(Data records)
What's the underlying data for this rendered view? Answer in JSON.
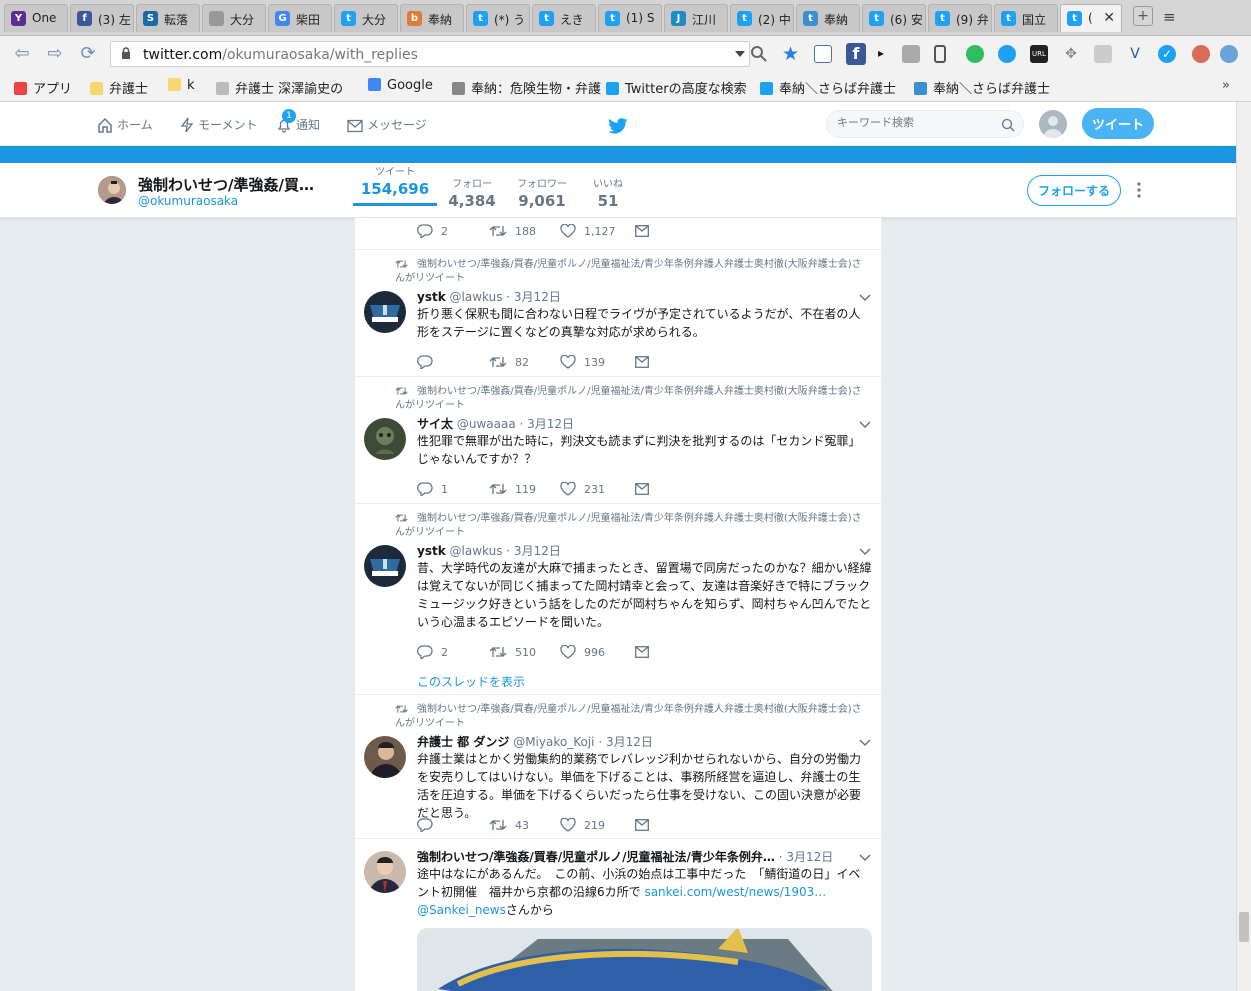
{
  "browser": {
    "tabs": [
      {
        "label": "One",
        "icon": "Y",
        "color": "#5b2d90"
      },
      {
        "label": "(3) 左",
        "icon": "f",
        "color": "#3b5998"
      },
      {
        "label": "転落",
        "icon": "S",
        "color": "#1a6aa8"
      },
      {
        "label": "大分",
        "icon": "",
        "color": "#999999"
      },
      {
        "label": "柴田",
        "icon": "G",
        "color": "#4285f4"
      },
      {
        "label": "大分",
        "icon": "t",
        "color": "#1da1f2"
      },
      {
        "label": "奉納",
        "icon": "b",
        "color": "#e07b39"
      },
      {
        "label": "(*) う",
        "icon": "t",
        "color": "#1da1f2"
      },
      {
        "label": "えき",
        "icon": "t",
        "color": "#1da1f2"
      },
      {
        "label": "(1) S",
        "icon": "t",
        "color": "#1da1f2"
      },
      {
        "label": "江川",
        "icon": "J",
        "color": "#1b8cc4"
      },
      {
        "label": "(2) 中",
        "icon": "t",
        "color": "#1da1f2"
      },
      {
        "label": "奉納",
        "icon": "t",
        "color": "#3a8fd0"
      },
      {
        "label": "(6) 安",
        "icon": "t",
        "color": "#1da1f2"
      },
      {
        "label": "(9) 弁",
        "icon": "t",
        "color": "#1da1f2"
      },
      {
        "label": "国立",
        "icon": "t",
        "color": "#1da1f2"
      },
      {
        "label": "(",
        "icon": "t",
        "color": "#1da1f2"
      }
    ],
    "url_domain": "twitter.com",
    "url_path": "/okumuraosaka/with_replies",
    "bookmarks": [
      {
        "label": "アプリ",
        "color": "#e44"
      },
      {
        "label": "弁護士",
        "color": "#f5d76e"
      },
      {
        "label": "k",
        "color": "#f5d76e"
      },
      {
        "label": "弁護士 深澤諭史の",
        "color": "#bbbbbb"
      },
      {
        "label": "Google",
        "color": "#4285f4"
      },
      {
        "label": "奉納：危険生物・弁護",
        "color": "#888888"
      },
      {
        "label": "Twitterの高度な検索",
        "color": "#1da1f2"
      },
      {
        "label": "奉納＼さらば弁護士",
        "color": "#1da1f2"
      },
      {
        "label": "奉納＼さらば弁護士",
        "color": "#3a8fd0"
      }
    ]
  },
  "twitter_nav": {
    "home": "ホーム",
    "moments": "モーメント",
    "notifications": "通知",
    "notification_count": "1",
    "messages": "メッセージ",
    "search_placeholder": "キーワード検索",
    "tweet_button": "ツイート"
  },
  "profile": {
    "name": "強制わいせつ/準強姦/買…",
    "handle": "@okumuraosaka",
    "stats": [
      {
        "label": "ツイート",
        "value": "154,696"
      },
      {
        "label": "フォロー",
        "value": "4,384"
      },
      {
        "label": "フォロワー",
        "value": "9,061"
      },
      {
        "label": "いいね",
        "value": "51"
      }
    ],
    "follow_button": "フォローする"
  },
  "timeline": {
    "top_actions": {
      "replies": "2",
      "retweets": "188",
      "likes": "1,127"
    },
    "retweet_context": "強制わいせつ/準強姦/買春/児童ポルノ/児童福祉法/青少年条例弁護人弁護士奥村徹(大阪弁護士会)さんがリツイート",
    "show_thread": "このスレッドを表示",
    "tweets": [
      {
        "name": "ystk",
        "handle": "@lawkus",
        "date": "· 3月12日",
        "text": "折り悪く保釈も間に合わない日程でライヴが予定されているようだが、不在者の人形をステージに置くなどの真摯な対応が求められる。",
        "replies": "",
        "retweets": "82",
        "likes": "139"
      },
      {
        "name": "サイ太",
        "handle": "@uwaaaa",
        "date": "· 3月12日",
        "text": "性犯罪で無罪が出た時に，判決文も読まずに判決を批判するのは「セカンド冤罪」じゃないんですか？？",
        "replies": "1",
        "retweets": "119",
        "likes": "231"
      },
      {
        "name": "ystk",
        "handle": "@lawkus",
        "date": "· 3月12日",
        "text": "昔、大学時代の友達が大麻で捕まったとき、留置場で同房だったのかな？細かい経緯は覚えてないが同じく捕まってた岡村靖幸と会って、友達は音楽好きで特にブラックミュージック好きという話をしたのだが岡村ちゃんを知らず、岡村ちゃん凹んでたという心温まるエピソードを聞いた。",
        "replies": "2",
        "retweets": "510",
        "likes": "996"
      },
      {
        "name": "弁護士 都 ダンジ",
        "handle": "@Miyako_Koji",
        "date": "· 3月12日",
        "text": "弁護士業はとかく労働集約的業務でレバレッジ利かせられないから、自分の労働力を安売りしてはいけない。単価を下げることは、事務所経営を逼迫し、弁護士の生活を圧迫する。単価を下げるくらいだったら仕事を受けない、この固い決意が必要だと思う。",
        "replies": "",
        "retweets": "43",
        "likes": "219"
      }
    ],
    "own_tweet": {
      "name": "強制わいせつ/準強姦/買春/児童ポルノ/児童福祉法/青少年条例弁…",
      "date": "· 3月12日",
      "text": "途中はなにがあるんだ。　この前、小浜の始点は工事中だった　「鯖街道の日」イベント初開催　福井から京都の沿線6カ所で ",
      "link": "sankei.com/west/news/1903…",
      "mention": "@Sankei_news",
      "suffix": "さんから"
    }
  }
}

> **What you are asked to do**
Strip out the pictures and quote the remaining data word for word.

> **Task output**
What's the underlying data for this rendered view? Answer in JSON.
{
  "browser": {
    "tabs": [
      {
        "label": "One",
        "icon": "Y",
        "color": "#5b2d90"
      },
      {
        "label": "(3) 左",
        "icon": "f",
        "color": "#3b5998"
      },
      {
        "label": "転落",
        "icon": "S",
        "color": "#1a6aa8"
      },
      {
        "label": "大分",
        "icon": "",
        "color": "#999999"
      },
      {
        "label": "柴田",
        "icon": "G",
        "color": "#4285f4"
      },
      {
        "label": "大分",
        "icon": "t",
        "color": "#1da1f2"
      },
      {
        "label": "奉納",
        "icon": "b",
        "color": "#e07b39"
      },
      {
        "label": "(*) う",
        "icon": "t",
        "color": "#1da1f2"
      },
      {
        "label": "えき",
        "icon": "t",
        "color": "#1da1f2"
      },
      {
        "label": "(1) S",
        "icon": "t",
        "color": "#1da1f2"
      },
      {
        "label": "江川",
        "icon": "J",
        "color": "#1b8cc4"
      },
      {
        "label": "(2) 中",
        "icon": "t",
        "color": "#1da1f2"
      },
      {
        "label": "奉納",
        "icon": "t",
        "color": "#3a8fd0"
      },
      {
        "label": "(6) 安",
        "icon": "t",
        "color": "#1da1f2"
      },
      {
        "label": "(9) 弁",
        "icon": "t",
        "color": "#1da1f2"
      },
      {
        "label": "国立",
        "icon": "t",
        "color": "#1da1f2"
      },
      {
        "label": "(",
        "icon": "t",
        "color": "#1da1f2"
      }
    ],
    "url_domain": "twitter.com",
    "url_path": "/okumuraosaka/with_replies",
    "bookmarks": [
      {
        "label": "アプリ",
        "color": "#e44"
      },
      {
        "label": "弁護士",
        "color": "#f5d76e"
      },
      {
        "label": "k",
        "color": "#f5d76e"
      },
      {
        "label": "弁護士 深澤諭史の",
        "color": "#bbbbbb"
      },
      {
        "label": "Google",
        "color": "#4285f4"
      },
      {
        "label": "奉納：危険生物・弁護",
        "color": "#888888"
      },
      {
        "label": "Twitterの高度な検索",
        "color": "#1da1f2"
      },
      {
        "label": "奉納＼さらば弁護士",
        "color": "#1da1f2"
      },
      {
        "label": "奉納＼さらば弁護士",
        "color": "#3a8fd0"
      }
    ]
  },
  "twitter_nav": {
    "home": "ホーム",
    "moments": "モーメント",
    "notifications": "通知",
    "notification_count": "1",
    "messages": "メッセージ",
    "search_placeholder": "キーワード検索",
    "tweet_button": "ツイート"
  },
  "profile": {
    "name": "強制わいせつ/準強姦/買…",
    "handle": "@okumuraosaka",
    "stats": [
      {
        "label": "ツイート",
        "value": "154,696"
      },
      {
        "label": "フォロー",
        "value": "4,384"
      },
      {
        "label": "フォロワー",
        "value": "9,061"
      },
      {
        "label": "いいね",
        "value": "51"
      }
    ],
    "follow_button": "フォローする"
  },
  "timeline": {
    "top_actions": {
      "replies": "2",
      "retweets": "188",
      "likes": "1,127"
    },
    "retweet_context": "強制わいせつ/準強姦/買春/児童ポルノ/児童福祉法/青少年条例弁護人弁護士奥村徹(大阪弁護士会)さんがリツイート",
    "show_thread": "このスレッドを表示",
    "tweets": [
      {
        "name": "ystk",
        "handle": "@lawkus",
        "date": "· 3月12日",
        "text": "折り悪く保釈も間に合わない日程でライヴが予定されているようだが、不在者の人形をステージに置くなどの真摯な対応が求められる。",
        "replies": "",
        "retweets": "82",
        "likes": "139"
      },
      {
        "name": "サイ太",
        "handle": "@uwaaaa",
        "date": "· 3月12日",
        "text": "性犯罪で無罪が出た時に，判決文も読まずに判決を批判するのは「セカンド冤罪」じゃないんですか？？",
        "replies": "1",
        "retweets": "119",
        "likes": "231"
      },
      {
        "name": "ystk",
        "handle": "@lawkus",
        "date": "· 3月12日",
        "text": "昔、大学時代の友達が大麻で捕まったとき、留置場で同房だったのかな？細かい経緯は覚えてないが同じく捕まってた岡村靖幸と会って、友達は音楽好きで特にブラックミュージック好きという話をしたのだが岡村ちゃんを知らず、岡村ちゃん凹んでたという心温まるエピソードを聞いた。",
        "replies": "2",
        "retweets": "510",
        "likes": "996"
      },
      {
        "name": "弁護士 都 ダンジ",
        "handle": "@Miyako_Koji",
        "date": "· 3月12日",
        "text": "弁護士業はとかく労働集約的業務でレバレッジ利かせられないから、自分の労働力を安売りしてはいけない。単価を下げることは、事務所経営を逼迫し、弁護士の生活を圧迫する。単価を下げるくらいだったら仕事を受けない、この固い決意が必要だと思う。",
        "replies": "",
        "retweets": "43",
        "likes": "219"
      }
    ],
    "own_tweet": {
      "name": "強制わいせつ/準強姦/買春/児童ポルノ/児童福祉法/青少年条例弁…",
      "date": "· 3月12日",
      "text": "途中はなにがあるんだ。　この前、小浜の始点は工事中だった　「鯖街道の日」イベント初開催　福井から京都の沿線6カ所で ",
      "link": "sankei.com/west/news/1903…",
      "mention": "@Sankei_news",
      "suffix": "さんから"
    }
  }
}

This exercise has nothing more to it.